Spot every line with the word "file" and return it.

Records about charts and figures
▬▬▬▬▬▬

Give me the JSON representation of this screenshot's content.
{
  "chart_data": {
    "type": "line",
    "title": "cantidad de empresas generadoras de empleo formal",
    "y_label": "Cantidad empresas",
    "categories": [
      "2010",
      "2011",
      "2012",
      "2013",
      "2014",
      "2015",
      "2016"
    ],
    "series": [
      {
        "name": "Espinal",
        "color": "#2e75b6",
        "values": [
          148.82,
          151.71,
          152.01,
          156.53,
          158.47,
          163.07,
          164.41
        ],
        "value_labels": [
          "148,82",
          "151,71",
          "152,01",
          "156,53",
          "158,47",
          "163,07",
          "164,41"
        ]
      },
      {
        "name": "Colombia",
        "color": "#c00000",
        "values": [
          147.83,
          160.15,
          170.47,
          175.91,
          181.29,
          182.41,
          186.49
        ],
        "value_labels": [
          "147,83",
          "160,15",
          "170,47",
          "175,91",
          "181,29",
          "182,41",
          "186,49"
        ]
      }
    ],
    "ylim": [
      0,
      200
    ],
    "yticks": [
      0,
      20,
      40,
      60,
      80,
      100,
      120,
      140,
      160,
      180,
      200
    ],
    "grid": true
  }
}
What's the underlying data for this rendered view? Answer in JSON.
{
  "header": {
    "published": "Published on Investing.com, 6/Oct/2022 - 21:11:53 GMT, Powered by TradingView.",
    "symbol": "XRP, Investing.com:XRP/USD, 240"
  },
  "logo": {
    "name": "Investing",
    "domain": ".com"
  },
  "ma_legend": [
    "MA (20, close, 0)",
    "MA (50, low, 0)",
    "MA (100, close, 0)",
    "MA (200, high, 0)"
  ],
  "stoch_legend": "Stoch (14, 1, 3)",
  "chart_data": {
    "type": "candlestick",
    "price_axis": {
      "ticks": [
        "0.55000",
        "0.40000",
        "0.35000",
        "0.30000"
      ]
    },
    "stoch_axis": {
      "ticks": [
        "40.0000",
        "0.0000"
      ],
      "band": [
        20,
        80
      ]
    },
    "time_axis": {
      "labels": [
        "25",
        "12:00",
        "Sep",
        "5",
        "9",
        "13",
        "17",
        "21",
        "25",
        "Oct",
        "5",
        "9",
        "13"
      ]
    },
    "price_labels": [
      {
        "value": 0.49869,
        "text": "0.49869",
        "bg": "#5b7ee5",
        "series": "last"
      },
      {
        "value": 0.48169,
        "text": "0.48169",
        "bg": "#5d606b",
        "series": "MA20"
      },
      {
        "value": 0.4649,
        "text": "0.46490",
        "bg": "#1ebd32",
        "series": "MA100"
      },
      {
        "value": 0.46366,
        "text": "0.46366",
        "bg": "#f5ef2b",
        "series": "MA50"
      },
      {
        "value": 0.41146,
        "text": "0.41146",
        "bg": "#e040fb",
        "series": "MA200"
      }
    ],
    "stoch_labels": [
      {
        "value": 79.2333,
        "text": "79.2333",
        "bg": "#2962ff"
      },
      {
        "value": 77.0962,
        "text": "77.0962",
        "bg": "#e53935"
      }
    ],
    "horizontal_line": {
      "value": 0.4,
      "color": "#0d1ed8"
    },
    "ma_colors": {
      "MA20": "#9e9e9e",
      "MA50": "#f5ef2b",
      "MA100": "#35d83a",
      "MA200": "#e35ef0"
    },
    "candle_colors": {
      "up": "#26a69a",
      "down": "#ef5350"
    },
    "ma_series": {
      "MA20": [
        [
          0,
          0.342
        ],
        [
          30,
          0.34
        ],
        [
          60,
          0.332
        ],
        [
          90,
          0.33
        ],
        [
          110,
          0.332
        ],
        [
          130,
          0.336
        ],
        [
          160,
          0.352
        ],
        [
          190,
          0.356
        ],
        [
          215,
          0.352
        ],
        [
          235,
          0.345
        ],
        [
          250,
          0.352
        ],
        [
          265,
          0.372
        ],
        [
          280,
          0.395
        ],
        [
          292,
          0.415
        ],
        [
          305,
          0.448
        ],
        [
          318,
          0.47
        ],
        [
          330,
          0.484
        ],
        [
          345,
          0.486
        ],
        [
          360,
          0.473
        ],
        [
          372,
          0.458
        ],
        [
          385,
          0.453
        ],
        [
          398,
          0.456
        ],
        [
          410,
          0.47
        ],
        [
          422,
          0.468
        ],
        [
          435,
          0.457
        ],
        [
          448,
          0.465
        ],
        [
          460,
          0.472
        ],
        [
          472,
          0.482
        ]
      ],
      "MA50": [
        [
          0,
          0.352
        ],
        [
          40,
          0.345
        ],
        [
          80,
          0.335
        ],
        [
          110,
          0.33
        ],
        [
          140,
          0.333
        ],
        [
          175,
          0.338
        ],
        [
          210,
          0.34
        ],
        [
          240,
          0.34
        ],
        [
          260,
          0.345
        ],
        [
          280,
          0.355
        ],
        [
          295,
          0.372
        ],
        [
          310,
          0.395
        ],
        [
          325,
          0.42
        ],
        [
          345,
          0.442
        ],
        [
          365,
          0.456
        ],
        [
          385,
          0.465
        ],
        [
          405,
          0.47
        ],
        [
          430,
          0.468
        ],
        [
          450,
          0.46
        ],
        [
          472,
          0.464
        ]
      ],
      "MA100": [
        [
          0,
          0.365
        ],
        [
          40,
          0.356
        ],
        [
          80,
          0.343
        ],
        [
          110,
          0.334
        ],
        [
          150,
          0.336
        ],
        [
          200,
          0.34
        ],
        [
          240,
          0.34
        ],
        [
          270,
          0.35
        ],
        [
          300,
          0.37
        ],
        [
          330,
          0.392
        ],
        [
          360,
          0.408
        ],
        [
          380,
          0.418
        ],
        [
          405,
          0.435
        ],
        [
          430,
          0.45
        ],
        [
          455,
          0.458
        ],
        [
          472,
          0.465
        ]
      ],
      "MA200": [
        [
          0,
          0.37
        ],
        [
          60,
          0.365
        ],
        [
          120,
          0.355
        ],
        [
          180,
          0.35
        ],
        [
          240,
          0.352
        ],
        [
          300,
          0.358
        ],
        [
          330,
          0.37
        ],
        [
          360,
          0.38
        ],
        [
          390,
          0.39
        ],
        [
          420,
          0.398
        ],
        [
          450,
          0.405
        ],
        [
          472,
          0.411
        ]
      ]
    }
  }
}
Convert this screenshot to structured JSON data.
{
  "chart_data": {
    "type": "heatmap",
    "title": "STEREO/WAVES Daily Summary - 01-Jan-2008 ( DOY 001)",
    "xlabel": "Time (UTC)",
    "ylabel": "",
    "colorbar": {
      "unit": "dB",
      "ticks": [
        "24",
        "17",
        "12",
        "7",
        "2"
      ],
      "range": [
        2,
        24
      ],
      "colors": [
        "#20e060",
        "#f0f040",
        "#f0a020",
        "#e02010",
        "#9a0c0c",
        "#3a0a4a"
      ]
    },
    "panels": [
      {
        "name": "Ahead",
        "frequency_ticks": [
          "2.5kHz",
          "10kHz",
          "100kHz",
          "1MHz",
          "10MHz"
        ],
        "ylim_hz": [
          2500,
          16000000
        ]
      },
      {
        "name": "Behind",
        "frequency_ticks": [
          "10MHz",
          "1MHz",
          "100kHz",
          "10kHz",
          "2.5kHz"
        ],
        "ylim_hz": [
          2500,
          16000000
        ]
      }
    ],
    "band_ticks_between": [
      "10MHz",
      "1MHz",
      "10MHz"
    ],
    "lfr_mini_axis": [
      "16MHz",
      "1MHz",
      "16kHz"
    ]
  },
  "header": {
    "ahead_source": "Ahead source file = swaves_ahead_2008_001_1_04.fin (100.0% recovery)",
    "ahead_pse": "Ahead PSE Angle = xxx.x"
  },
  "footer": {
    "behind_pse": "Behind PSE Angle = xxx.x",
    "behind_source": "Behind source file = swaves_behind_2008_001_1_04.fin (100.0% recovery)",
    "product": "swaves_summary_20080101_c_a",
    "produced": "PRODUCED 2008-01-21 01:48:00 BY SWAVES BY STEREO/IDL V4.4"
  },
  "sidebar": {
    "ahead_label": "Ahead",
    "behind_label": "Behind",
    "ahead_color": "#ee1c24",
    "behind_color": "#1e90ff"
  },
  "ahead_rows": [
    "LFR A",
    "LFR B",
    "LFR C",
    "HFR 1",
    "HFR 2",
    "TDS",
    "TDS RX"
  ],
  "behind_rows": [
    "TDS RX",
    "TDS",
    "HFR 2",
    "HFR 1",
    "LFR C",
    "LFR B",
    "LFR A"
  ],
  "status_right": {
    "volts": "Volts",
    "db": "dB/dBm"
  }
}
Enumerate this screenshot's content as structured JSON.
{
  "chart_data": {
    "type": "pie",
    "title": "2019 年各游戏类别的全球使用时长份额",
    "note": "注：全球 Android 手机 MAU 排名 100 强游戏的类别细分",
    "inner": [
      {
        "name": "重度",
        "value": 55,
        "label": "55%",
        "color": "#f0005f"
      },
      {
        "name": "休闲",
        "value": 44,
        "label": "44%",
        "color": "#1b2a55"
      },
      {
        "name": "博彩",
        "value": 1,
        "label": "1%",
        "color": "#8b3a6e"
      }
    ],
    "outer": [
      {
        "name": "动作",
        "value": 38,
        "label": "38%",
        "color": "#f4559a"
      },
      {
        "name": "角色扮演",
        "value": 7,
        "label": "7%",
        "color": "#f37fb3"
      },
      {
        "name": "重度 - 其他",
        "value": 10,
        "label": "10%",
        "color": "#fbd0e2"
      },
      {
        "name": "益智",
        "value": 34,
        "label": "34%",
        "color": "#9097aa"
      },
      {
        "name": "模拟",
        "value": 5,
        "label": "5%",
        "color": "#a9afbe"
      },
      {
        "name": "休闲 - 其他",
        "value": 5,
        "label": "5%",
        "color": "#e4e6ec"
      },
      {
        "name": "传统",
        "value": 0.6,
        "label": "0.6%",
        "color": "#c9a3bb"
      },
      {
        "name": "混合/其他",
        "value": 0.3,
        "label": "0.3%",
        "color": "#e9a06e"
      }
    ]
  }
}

▬▬▬▬▬▬

■ **EXERCISE RESPONSE**
    "ahead_source": "Ahead source file = swaves_ahead_2008_001_1_04.fin (100.0% recovery)",
    "behind_source": "Behind source file = swaves_behind_2008_001_1_04.fin (100.0% recovery)",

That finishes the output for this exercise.